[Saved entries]
• • • •
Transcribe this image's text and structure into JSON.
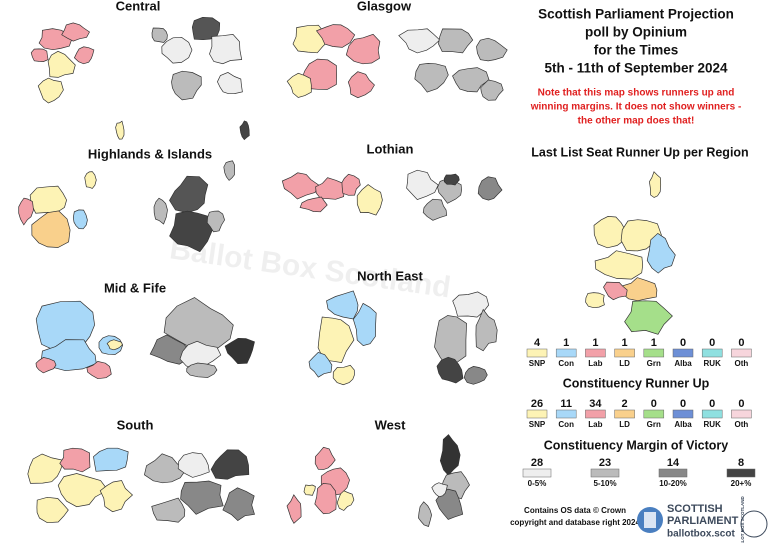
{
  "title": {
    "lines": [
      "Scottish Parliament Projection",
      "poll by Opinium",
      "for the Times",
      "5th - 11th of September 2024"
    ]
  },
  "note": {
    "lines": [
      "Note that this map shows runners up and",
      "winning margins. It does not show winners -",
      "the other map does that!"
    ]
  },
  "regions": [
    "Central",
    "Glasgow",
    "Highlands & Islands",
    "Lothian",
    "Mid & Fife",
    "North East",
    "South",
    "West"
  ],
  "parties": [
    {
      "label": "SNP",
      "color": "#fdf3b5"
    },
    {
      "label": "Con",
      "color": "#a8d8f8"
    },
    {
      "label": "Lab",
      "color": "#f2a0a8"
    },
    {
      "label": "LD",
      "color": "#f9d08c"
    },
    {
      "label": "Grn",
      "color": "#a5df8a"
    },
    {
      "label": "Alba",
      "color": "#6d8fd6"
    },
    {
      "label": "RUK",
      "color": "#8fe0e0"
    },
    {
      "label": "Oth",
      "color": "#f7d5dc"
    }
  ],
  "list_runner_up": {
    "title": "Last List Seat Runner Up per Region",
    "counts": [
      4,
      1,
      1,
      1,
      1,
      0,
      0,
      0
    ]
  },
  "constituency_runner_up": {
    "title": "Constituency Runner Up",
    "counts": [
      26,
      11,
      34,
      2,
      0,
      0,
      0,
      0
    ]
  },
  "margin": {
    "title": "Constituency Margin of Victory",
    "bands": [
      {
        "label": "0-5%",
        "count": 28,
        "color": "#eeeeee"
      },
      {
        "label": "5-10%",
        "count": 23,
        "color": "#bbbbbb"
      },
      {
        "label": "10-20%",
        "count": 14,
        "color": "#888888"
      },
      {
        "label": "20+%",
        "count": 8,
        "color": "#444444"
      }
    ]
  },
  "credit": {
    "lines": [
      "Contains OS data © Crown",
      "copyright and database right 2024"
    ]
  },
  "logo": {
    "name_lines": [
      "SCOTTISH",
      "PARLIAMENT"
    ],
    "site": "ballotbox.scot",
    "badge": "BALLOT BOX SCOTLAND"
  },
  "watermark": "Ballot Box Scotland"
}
• • • •
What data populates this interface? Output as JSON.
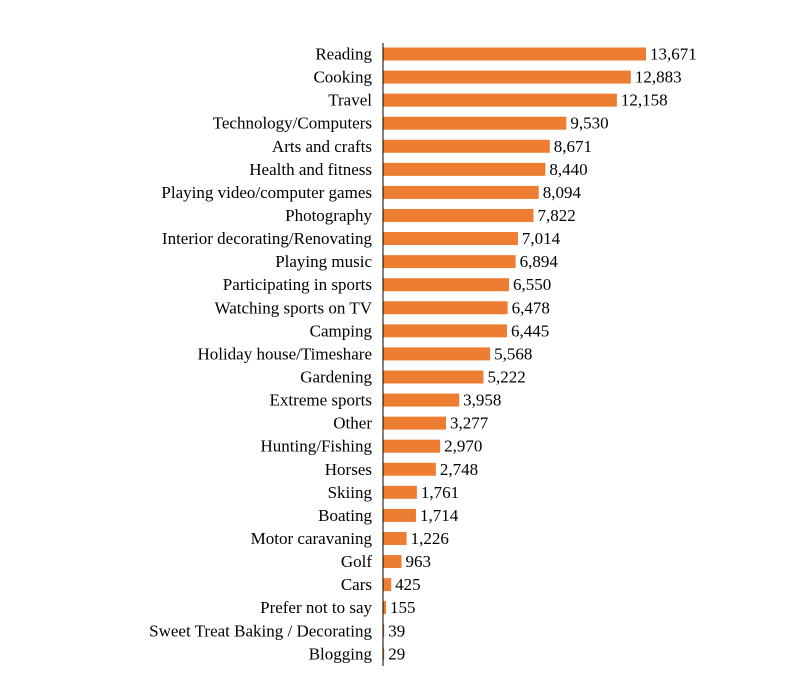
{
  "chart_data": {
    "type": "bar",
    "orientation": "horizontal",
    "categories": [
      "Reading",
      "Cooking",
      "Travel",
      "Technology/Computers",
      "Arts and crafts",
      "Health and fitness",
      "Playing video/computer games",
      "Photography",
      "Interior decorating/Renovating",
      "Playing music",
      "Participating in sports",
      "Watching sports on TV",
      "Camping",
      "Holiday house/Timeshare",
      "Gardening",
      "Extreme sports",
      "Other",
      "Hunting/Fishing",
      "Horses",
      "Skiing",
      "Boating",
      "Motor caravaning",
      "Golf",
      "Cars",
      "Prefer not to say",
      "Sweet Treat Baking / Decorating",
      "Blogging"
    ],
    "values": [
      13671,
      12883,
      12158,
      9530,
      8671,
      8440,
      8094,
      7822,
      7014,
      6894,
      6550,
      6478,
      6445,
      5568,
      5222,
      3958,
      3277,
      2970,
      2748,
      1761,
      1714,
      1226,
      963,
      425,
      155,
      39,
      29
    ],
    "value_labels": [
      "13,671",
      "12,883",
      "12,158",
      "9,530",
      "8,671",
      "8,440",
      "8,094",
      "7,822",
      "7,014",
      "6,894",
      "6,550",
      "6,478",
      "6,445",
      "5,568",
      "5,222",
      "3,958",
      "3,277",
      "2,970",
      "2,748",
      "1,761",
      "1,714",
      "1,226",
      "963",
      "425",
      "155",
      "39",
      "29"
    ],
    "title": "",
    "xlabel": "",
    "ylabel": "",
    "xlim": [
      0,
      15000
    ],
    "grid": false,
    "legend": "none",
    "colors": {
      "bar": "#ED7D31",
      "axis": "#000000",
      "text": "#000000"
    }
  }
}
• • • •
## The problem:
Collect each line holding the string "JSON".

## Task result:
Transcribe this image's text and structure into JSON.
What data populates this interface? Output as JSON.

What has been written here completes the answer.